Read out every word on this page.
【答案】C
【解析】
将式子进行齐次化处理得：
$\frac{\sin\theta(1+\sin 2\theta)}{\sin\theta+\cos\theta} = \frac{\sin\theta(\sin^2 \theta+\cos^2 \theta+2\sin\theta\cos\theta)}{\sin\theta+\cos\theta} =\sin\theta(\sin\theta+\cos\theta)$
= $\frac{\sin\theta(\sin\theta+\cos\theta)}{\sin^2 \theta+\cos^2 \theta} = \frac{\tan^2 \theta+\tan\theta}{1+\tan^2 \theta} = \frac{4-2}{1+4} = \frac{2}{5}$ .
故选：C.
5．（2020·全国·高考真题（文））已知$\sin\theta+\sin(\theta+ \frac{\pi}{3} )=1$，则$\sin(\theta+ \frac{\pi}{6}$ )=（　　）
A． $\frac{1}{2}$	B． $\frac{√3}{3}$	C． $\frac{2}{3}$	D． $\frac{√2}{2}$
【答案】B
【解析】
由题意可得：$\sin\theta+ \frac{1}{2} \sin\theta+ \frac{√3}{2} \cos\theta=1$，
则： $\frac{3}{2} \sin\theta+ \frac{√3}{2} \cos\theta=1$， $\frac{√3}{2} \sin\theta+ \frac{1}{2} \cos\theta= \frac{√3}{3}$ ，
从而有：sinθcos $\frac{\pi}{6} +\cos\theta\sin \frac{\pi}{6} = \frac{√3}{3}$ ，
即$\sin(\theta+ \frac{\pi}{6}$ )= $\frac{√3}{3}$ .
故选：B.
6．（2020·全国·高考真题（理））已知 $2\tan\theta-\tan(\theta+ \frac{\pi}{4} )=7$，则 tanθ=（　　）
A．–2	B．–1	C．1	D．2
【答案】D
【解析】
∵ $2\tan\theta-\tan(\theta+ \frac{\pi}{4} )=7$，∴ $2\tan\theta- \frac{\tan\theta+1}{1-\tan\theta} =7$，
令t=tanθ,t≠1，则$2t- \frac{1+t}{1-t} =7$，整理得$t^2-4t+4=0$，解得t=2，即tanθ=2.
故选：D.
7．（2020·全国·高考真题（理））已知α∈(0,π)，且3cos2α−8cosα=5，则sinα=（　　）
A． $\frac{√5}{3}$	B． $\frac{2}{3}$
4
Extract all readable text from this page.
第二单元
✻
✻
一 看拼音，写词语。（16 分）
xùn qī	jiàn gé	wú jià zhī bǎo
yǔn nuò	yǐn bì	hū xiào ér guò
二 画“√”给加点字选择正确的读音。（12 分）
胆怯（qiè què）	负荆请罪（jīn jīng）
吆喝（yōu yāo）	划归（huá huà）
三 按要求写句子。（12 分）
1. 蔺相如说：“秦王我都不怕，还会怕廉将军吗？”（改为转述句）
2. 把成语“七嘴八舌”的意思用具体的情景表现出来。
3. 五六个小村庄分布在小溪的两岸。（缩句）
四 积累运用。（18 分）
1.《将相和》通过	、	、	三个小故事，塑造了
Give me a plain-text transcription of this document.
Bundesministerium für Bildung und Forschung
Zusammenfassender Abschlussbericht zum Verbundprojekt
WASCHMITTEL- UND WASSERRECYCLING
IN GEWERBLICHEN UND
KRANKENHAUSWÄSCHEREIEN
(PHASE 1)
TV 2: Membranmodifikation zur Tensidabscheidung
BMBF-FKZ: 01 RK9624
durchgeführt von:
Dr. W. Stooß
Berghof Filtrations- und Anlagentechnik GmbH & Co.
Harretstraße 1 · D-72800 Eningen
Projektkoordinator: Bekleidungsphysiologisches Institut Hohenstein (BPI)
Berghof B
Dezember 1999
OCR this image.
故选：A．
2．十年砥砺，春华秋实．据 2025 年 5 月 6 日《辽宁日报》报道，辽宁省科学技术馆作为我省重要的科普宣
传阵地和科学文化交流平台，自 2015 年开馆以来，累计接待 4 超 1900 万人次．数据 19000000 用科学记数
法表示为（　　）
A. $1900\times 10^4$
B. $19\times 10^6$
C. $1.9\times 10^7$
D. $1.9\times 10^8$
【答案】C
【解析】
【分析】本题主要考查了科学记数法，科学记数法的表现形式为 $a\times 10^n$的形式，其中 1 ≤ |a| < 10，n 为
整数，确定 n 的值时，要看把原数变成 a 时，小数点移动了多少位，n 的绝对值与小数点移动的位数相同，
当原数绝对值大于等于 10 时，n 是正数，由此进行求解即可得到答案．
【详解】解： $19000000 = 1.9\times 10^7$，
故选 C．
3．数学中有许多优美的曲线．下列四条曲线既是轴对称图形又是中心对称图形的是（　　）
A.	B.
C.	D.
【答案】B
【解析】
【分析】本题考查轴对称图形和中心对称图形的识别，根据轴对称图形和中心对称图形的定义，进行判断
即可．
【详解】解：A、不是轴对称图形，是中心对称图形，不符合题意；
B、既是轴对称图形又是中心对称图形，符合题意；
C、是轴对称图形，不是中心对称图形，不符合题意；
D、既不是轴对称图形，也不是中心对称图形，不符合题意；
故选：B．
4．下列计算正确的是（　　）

:::::

* [EXERCISE] Each line above must be printed exactly as it appears.

* [SOLVED PROBLEM]
Read out every word on this page.
【答案】C
【解析】
将式子进行齐次化处理得：
$\frac{\sin\theta(1+\sin 2\theta)}{\sin\theta+\cos\theta} = \frac{\sin\theta(\sin^2 \theta+\cos^2 \theta+2\sin\theta\cos\theta)}{\sin\theta+\cos\theta} =\sin\theta(\sin\theta+\cos\theta)$
= $\frac{\sin\theta(\sin\theta+\cos\theta)}{\sin^2 \theta+\cos^2 \theta} = \frac{\tan^2 \theta+\tan\theta}{1+\tan^2 \theta} = \frac{4-2}{1+4} = \frac{2}{5}$ .
故选：C.
5．（2020·全国·高考真题（文））已知$\sin\theta+\sin(\theta+ \frac{\pi}{3} )=1$，则$\sin(\theta+ \frac{\pi}{6}$ )=（　　）
A． $\frac{1}{2}$	B． $\frac{√3}{3}$	C． $\frac{2}{3}$	D． $\frac{√2}{2}$
【答案】B
【解析】
由题意可得：$\sin\theta+ \frac{1}{2} \sin\theta+ \frac{√3}{2} \cos\theta=1$，
则： $\frac{3}{2} \sin\theta+ \frac{√3}{2} \cos\theta=1$， $\frac{√3}{2} \sin\theta+ \frac{1}{2} \cos\theta= \frac{√3}{3}$ ，
从而有：sinθcos $\frac{\pi}{6} +\cos\theta\sin \frac{\pi}{6} = \frac{√3}{3}$ ，
即$\sin(\theta+ \frac{\pi}{6}$ )= $\frac{√3}{3}$ .
故选：B.
6．（2020·全国·高考真题（理））已知 $2\tan\theta-\tan(\theta+ \frac{\pi}{4} )=7$，则 tanθ=（　　）
A．–2	B．–1	C．1	D．2
【答案】D
【解析】
∵ $2\tan\theta-\tan(\theta+ \frac{\pi}{4} )=7$，∴ $2\tan\theta- \frac{\tan\theta+1}{1-\tan\theta} =7$，
令t=tanθ,t≠1，则$2t- \frac{1+t}{1-t} =7$，整理得$t^2-4t+4=0$，解得t=2，即tanθ=2.
故选：D.
7．（2020·全国·高考真题（理））已知α∈(0,π)，且3cos2α−8cosα=5，则sinα=（　　）
A． $\frac{√5}{3}$	B． $\frac{2}{3}$
4
Extract all readable text from this page.
第二单元
✻
✻
一 看拼音，写词语。（16 分）
xùn qī	jiàn gé	wú jià zhī bǎo
yǔn nuò	yǐn bì	hū xiào ér guò
二 画“√”给加点字选择正确的读音。（12 分）
胆怯（qiè què）	负荆请罪（jīn jīng）
吆喝（yōu yāo）	划归（huá huà）
三 按要求写句子。（12 分）
1. 蔺相如说：“秦王我都不怕，还会怕廉将军吗？”（改为转述句）
2. 把成语“七嘴八舌”的意思用具体的情景表现出来。
3. 五六个小村庄分布在小溪的两岸。（缩句）
四 积累运用。（18 分）
1.《将相和》通过	、	、	三个小故事，塑造了
Give me a plain-text transcription of this document.
Bundesministerium für Bildung und Forschung
Zusammenfassender Abschlussbericht zum Verbundprojekt
WASCHMITTEL- UND WASSERRECYCLING
IN GEWERBLICHEN UND
KRANKENHAUSWÄSCHEREIEN
(PHASE 1)
TV 2: Membranmodifikation zur Tensidabscheidung
BMBF-FKZ: 01 RK9624
durchgeführt von:
Dr. W. Stooß
Berghof Filtrations- und Anlagentechnik GmbH & Co.
Harretstraße 1 · D-72800 Eningen
Projektkoordinator: Bekleidungsphysiologisches Institut Hohenstein (BPI)
Berghof B
Dezember 1999
OCR this image.
故选：A．
2．十年砥砺，春华秋实．据 2025 年 5 月 6 日《辽宁日报》报道，辽宁省科学技术馆作为我省重要的科普宣
传阵地和科学文化交流平台，自 2015 年开馆以来，累计接待 4 超 1900 万人次．数据 19000000 用科学记数
法表示为（　　）
A. $1900\times 10^4$
B. $19\times 10^6$
C. $1.9\times 10^7$
D. $1.9\times 10^8$
【答案】C
【解析】
【分析】本题主要考查了科学记数法，科学记数法的表现形式为 $a\times 10^n$的形式，其中 1 ≤ |a| < 10，n 为
整数，确定 n 的值时，要看把原数变成 a 时，小数点移动了多少位，n 的绝对值与小数点移动的位数相同，
当原数绝对值大于等于 10 时，n 是正数，由此进行求解即可得到答案．
【详解】解： $19000000 = 1.9\times 10^7$，
故选 C．
3．数学中有许多优美的曲线．下列四条曲线既是轴对称图形又是中心对称图形的是（　　）
A.	B.
C.	D.
【答案】B
【解析】
【分析】本题考查轴对称图形和中心对称图形的识别，根据轴对称图形和中心对称图形的定义，进行判断
即可．
【详解】解：A、不是轴对称图形，是中心对称图形，不符合题意；
B、既是轴对称图形又是中心对称图形，符合题意；
C、是轴对称图形，不是中心对称图形，不符合题意；
D、既不是轴对称图形，也不是中心对称图形，不符合题意；
故选：B．
4．下列计算正确的是（　　）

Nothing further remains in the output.